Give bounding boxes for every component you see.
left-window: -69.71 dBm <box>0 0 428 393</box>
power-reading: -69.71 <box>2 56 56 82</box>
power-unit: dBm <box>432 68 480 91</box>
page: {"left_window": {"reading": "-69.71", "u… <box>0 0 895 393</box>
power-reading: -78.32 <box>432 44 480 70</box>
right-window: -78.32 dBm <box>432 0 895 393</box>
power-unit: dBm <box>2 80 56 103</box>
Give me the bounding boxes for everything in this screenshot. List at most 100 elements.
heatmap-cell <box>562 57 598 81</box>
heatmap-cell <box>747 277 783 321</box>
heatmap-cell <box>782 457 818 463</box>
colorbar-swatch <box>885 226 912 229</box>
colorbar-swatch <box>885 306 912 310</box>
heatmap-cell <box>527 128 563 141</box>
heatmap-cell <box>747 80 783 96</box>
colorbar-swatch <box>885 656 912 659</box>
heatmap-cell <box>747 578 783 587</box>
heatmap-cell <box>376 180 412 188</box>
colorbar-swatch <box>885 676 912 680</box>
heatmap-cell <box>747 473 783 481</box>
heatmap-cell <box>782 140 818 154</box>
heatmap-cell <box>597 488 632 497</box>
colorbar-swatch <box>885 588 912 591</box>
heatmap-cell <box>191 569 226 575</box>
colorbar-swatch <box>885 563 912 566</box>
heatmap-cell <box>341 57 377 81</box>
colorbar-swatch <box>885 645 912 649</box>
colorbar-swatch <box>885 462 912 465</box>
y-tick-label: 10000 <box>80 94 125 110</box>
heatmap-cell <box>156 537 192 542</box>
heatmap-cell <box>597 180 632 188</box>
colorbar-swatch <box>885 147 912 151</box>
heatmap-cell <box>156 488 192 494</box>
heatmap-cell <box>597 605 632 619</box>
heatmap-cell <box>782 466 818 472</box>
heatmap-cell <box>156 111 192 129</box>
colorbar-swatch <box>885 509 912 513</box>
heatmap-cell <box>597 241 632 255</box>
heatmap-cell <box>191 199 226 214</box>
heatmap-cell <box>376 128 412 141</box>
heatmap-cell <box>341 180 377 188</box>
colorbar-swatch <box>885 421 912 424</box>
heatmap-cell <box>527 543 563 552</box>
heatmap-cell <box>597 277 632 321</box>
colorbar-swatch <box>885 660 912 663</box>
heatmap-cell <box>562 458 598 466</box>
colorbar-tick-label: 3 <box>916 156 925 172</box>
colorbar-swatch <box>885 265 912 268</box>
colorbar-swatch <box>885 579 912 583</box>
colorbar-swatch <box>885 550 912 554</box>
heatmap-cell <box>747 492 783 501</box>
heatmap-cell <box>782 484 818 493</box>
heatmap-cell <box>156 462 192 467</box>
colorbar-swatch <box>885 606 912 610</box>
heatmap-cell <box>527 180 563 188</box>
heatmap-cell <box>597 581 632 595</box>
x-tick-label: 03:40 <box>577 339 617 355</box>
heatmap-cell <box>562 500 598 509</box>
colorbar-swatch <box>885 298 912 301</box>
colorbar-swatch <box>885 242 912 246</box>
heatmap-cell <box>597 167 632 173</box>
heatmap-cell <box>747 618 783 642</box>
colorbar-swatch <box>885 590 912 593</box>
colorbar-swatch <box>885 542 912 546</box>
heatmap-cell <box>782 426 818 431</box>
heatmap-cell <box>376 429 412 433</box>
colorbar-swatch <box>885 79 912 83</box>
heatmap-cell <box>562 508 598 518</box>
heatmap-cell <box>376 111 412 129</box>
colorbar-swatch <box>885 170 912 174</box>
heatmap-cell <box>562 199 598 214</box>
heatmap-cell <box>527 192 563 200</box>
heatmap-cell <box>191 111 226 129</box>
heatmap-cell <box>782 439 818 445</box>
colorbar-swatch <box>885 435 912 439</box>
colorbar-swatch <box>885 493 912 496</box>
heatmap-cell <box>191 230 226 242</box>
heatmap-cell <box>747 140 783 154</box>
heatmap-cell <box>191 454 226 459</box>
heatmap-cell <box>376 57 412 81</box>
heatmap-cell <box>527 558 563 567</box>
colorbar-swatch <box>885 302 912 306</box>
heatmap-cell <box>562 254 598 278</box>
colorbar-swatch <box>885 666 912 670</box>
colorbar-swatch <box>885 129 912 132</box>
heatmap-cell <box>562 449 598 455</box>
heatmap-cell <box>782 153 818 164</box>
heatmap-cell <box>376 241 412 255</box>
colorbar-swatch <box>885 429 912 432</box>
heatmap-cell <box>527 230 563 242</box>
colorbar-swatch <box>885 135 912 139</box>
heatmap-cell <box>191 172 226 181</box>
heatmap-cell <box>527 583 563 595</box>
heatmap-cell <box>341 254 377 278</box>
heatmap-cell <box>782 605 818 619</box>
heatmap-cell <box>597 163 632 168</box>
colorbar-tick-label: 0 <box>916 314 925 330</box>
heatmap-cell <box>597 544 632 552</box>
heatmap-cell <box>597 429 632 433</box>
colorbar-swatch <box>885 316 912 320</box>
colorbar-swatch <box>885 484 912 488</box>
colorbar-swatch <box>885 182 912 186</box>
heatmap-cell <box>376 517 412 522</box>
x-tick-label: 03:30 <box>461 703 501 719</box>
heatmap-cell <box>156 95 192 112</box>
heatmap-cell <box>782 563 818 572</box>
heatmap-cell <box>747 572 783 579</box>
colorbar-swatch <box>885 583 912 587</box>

*Set exercise*
Reproduce every one of the rows above word for word, line by line.

*Solution to the exercise*
Give bounding boxes for every component you see.
left-window: -69.71 dBm <box>0 0 428 393</box>
power-reading: -69.71 <box>2 56 56 82</box>
power-unit: dBm <box>432 68 480 91</box>
page: {"left_window": {"reading": "-69.71", "u… <box>0 0 895 393</box>
power-reading: -78.32 <box>432 44 480 70</box>
right-window: -78.32 dBm <box>432 0 895 393</box>
power-unit: dBm <box>2 80 56 103</box>
Give me the bounding boxes for everything in this screenshot. List at most 100 elements.
heatmap-cell <box>562 57 598 81</box>
heatmap-cell <box>747 277 783 321</box>
heatmap-cell <box>782 457 818 463</box>
colorbar-swatch <box>885 226 912 229</box>
colorbar-swatch <box>885 306 912 310</box>
heatmap-cell <box>527 128 563 141</box>
heatmap-cell <box>747 80 783 96</box>
colorbar-swatch <box>885 656 912 659</box>
heatmap-cell <box>747 578 783 587</box>
heatmap-cell <box>376 180 412 188</box>
colorbar-swatch <box>885 676 912 680</box>
heatmap-cell <box>747 473 783 481</box>
heatmap-cell <box>782 140 818 154</box>
heatmap-cell <box>597 488 632 497</box>
colorbar-swatch <box>885 588 912 591</box>
heatmap-cell <box>191 569 226 575</box>
colorbar-swatch <box>885 563 912 566</box>
heatmap-cell <box>341 57 377 81</box>
colorbar-swatch <box>885 645 912 649</box>
colorbar-swatch <box>885 462 912 465</box>
y-tick-label: 10000 <box>80 94 125 110</box>
heatmap-cell <box>156 537 192 542</box>
heatmap-cell <box>597 180 632 188</box>
colorbar-swatch <box>885 147 912 151</box>
heatmap-cell <box>156 488 192 494</box>
heatmap-cell <box>597 605 632 619</box>
heatmap-cell <box>782 466 818 472</box>
heatmap-cell <box>156 111 192 129</box>
colorbar-swatch <box>885 509 912 513</box>
heatmap-cell <box>597 241 632 255</box>
heatmap-cell <box>191 199 226 214</box>
heatmap-cell <box>376 128 412 141</box>
heatmap-cell <box>341 180 377 188</box>
colorbar-swatch <box>885 421 912 424</box>
heatmap-cell <box>527 543 563 552</box>
heatmap-cell <box>597 277 632 321</box>
colorbar-swatch <box>885 660 912 663</box>
heatmap-cell <box>562 458 598 466</box>
colorbar-tick-label: 3 <box>916 156 925 172</box>
colorbar-swatch <box>885 265 912 268</box>
colorbar-swatch <box>885 579 912 583</box>
colorbar-swatch <box>885 550 912 554</box>
heatmap-cell <box>747 492 783 501</box>
heatmap-cell <box>782 484 818 493</box>
heatmap-cell <box>156 462 192 467</box>
colorbar-swatch <box>885 606 912 610</box>
heatmap-cell <box>527 180 563 188</box>
heatmap-cell <box>597 581 632 595</box>
x-tick-label: 03:40 <box>577 339 617 355</box>
heatmap-cell <box>562 500 598 509</box>
colorbar-swatch <box>885 298 912 301</box>
colorbar-swatch <box>885 242 912 246</box>
heatmap-cell <box>597 167 632 173</box>
heatmap-cell <box>747 618 783 642</box>
colorbar-swatch <box>885 590 912 593</box>
colorbar-swatch <box>885 542 912 546</box>
heatmap-cell <box>782 426 818 431</box>
heatmap-cell <box>376 429 412 433</box>
colorbar-swatch <box>885 79 912 83</box>
heatmap-cell <box>562 508 598 518</box>
heatmap-cell <box>376 111 412 129</box>
colorbar-swatch <box>885 170 912 174</box>
heatmap-cell <box>562 199 598 214</box>
heatmap-cell <box>527 192 563 200</box>
heatmap-cell <box>191 111 226 129</box>
heatmap-cell <box>782 439 818 445</box>
colorbar-swatch <box>885 435 912 439</box>
colorbar-swatch <box>885 493 912 496</box>
heatmap-cell <box>191 230 226 242</box>
heatmap-cell <box>747 140 783 154</box>
heatmap-cell <box>191 454 226 459</box>
heatmap-cell <box>376 57 412 81</box>
heatmap-cell <box>527 558 563 567</box>
colorbar-swatch <box>885 302 912 306</box>
heatmap-cell <box>562 254 598 278</box>
colorbar-swatch <box>885 666 912 670</box>
colorbar-swatch <box>885 129 912 132</box>
heatmap-cell <box>562 449 598 455</box>
heatmap-cell <box>782 153 818 164</box>
heatmap-cell <box>376 241 412 255</box>
colorbar-swatch <box>885 429 912 432</box>
heatmap-cell <box>527 230 563 242</box>
colorbar-swatch <box>885 135 912 139</box>
heatmap-cell <box>191 172 226 181</box>
heatmap-cell <box>527 583 563 595</box>
heatmap-cell <box>341 254 377 278</box>
heatmap-cell <box>782 605 818 619</box>
heatmap-cell <box>597 163 632 168</box>
colorbar-tick-label: 0 <box>916 314 925 330</box>
heatmap-cell <box>597 544 632 552</box>
heatmap-cell <box>597 429 632 433</box>
colorbar-swatch <box>885 316 912 320</box>
colorbar-swatch <box>885 484 912 488</box>
colorbar-swatch <box>885 182 912 186</box>
heatmap-cell <box>376 517 412 522</box>
x-tick-label: 03:30 <box>461 703 501 719</box>
heatmap-cell <box>156 95 192 112</box>
heatmap-cell <box>782 563 818 572</box>
heatmap-cell <box>747 572 783 579</box>
colorbar-swatch <box>885 583 912 587</box>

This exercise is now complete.